SET EXERCISE:
Can you give all the records again without altering a single character?

(Dataset listings of figures)
------------------------------------------------
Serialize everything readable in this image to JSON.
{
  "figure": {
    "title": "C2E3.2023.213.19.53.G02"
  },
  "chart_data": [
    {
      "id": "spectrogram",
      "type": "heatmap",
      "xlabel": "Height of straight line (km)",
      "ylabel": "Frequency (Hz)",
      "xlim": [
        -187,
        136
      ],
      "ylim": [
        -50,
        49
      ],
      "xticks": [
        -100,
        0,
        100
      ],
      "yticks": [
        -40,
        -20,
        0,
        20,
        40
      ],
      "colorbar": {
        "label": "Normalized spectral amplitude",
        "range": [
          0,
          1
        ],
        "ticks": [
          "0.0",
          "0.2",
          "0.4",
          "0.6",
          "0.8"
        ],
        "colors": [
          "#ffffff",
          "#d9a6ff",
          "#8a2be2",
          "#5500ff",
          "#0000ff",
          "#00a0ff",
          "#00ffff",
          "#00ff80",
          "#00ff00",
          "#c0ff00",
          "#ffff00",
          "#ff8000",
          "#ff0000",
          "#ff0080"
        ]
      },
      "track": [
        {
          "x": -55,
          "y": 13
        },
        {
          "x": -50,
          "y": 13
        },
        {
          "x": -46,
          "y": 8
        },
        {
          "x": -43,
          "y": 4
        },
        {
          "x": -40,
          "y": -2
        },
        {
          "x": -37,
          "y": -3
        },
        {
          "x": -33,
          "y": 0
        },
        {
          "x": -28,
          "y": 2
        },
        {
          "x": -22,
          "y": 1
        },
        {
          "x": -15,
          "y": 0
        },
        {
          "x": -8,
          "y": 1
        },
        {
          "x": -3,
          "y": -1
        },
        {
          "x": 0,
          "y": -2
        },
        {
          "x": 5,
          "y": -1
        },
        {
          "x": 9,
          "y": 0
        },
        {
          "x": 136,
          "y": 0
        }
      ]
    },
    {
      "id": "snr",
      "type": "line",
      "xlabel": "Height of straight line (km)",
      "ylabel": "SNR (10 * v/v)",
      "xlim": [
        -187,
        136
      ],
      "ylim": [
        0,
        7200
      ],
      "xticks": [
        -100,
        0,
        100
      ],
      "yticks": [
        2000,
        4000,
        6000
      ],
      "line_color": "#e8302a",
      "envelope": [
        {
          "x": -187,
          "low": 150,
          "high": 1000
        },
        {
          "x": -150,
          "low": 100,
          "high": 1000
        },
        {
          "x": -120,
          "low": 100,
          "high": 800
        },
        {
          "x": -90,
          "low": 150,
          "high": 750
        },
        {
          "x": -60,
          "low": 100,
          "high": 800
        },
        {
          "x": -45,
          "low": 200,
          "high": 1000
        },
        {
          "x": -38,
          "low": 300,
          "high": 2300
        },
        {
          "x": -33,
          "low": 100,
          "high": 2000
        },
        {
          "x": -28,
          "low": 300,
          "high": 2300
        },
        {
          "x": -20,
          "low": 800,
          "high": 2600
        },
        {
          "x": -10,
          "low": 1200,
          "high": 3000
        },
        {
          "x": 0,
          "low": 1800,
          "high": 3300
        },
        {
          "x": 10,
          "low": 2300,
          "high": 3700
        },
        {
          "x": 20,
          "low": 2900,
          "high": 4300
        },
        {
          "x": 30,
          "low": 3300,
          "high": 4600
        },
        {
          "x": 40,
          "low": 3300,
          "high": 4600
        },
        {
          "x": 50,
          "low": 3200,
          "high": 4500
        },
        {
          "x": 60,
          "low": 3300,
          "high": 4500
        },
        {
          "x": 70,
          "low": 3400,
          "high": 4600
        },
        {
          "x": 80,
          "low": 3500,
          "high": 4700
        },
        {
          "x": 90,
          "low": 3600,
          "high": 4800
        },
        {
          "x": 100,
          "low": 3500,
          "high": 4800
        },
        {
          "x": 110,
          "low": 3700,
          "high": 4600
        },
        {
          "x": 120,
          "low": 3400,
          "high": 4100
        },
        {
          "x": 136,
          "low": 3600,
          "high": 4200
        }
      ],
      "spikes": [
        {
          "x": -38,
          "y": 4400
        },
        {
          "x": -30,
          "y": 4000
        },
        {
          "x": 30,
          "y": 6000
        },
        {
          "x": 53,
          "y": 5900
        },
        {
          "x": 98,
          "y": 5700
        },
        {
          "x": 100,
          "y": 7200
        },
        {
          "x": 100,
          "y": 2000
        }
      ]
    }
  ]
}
------------------------------------------------
FINISHED ANSWER:
Serialize everything readable in this image to JSON.
{
  "figure": {
    "title": "C2E3.2023.213.19.53.G02"
  },
  "chart_data": [
    {
      "id": "spectrogram",
      "type": "heatmap",
      "xlabel": "Height of straight line (km)",
      "ylabel": "Frequency (Hz)",
      "xlim": [
        -187,
        136
      ],
      "ylim": [
        -50,
        49
      ],
      "xticks": [
        -100,
        0,
        100
      ],
      "yticks": [
        -40,
        -20,
        0,
        20,
        40
      ],
      "colorbar": {
        "label": "Normalized spectral amplitude",
        "range": [
          0,
          1
        ],
        "ticks": [
          "0.0",
          "0.2",
          "0.4",
          "0.6",
          "0.8"
        ],
        "colors": [
          "#ffffff",
          "#d9a6ff",
          "#8a2be2",
          "#5500ff",
          "#0000ff",
          "#00a0ff",
          "#00ffff",
          "#00ff80",
          "#00ff00",
          "#c0ff00",
          "#ffff00",
          "#ff8000",
          "#ff0000",
          "#ff0080"
        ]
      },
      "track": [
        {
          "x": -55,
          "y": 13
        },
        {
          "x": -50,
          "y": 13
        },
        {
          "x": -46,
          "y": 8
        },
        {
          "x": -43,
          "y": 4
        },
        {
          "x": -40,
          "y": -2
        },
        {
          "x": -37,
          "y": -3
        },
        {
          "x": -33,
          "y": 0
        },
        {
          "x": -28,
          "y": 2
        },
        {
          "x": -22,
          "y": 1
        },
        {
          "x": -15,
          "y": 0
        },
        {
          "x": -8,
          "y": 1
        },
        {
          "x": -3,
          "y": -1
        },
        {
          "x": 0,
          "y": -2
        },
        {
          "x": 5,
          "y": -1
        },
        {
          "x": 9,
          "y": 0
        },
        {
          "x": 136,
          "y": 0
        }
      ]
    },
    {
      "id": "snr",
      "type": "line",
      "xlabel": "Height of straight line (km)",
      "ylabel": "SNR (10 * v/v)",
      "xlim": [
        -187,
        136
      ],
      "ylim": [
        0,
        7200
      ],
      "xticks": [
        -100,
        0,
        100
      ],
      "yticks": [
        2000,
        4000,
        6000
      ],
      "line_color": "#e8302a",
      "envelope": [
        {
          "x": -187,
          "low": 150,
          "high": 1000
        },
        {
          "x": -150,
          "low": 100,
          "high": 1000
        },
        {
          "x": -120,
          "low": 100,
          "high": 800
        },
        {
          "x": -90,
          "low": 150,
          "high": 750
        },
        {
          "x": -60,
          "low": 100,
          "high": 800
        },
        {
          "x": -45,
          "low": 200,
          "high": 1000
        },
        {
          "x": -38,
          "low": 300,
          "high": 2300
        },
        {
          "x": -33,
          "low": 100,
          "high": 2000
        },
        {
          "x": -28,
          "low": 300,
          "high": 2300
        },
        {
          "x": -20,
          "low": 800,
          "high": 2600
        },
        {
          "x": -10,
          "low": 1200,
          "high": 3000
        },
        {
          "x": 0,
          "low": 1800,
          "high": 3300
        },
        {
          "x": 10,
          "low": 2300,
          "high": 3700
        },
        {
          "x": 20,
          "low": 2900,
          "high": 4300
        },
        {
          "x": 30,
          "low": 3300,
          "high": 4600
        },
        {
          "x": 40,
          "low": 3300,
          "high": 4600
        },
        {
          "x": 50,
          "low": 3200,
          "high": 4500
        },
        {
          "x": 60,
          "low": 3300,
          "high": 4500
        },
        {
          "x": 70,
          "low": 3400,
          "high": 4600
        },
        {
          "x": 80,
          "low": 3500,
          "high": 4700
        },
        {
          "x": 90,
          "low": 3600,
          "high": 4800
        },
        {
          "x": 100,
          "low": 3500,
          "high": 4800
        },
        {
          "x": 110,
          "low": 3700,
          "high": 4600
        },
        {
          "x": 120,
          "low": 3400,
          "high": 4100
        },
        {
          "x": 136,
          "low": 3600,
          "high": 4200
        }
      ],
      "spikes": [
        {
          "x": -38,
          "y": 4400
        },
        {
          "x": -30,
          "y": 4000
        },
        {
          "x": 30,
          "y": 6000
        },
        {
          "x": 53,
          "y": 5900
        },
        {
          "x": 98,
          "y": 5700
        },
        {
          "x": 100,
          "y": 7200
        },
        {
          "x": 100,
          "y": 2000
        }
      ]
    }
  ]
}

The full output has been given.